To be done: All entries should be output exactly as they stand.

Working data:
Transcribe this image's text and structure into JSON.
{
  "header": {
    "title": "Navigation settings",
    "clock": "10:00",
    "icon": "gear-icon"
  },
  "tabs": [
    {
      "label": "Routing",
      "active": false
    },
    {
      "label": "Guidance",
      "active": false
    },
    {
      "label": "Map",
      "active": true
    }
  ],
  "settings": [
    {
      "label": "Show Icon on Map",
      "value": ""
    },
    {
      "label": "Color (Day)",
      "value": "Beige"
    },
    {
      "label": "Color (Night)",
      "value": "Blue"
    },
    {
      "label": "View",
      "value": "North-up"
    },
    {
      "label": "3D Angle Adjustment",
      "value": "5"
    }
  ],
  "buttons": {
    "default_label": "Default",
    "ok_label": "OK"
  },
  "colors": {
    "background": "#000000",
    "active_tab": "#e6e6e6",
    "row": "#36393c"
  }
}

Written response:
Transcribe this image's text and structure into JSON.
{
  "header": {
    "title": "Navigation settings",
    "clock": "10:00",
    "icon": "gear-icon"
  },
  "tabs": [
    {
      "label": "Routing",
      "active": false
    },
    {
      "label": "Guidance",
      "active": false
    },
    {
      "label": "Map",
      "active": true
    }
  ],
  "settings": [
    {
      "label": "Show Icon on Map",
      "value": ""
    },
    {
      "label": "Color (Day)",
      "value": "Beige"
    },
    {
      "label": "Color (Night)",
      "value": "Blue"
    },
    {
      "label": "View",
      "value": "North-up"
    },
    {
      "label": "3D Angle Adjustment",
      "value": "5"
    }
  ],
  "buttons": {
    "default_label": "Default",
    "ok_label": "OK"
  },
  "colors": {
    "background": "#000000",
    "active_tab": "#e6e6e6",
    "row": "#36393c"
  }
}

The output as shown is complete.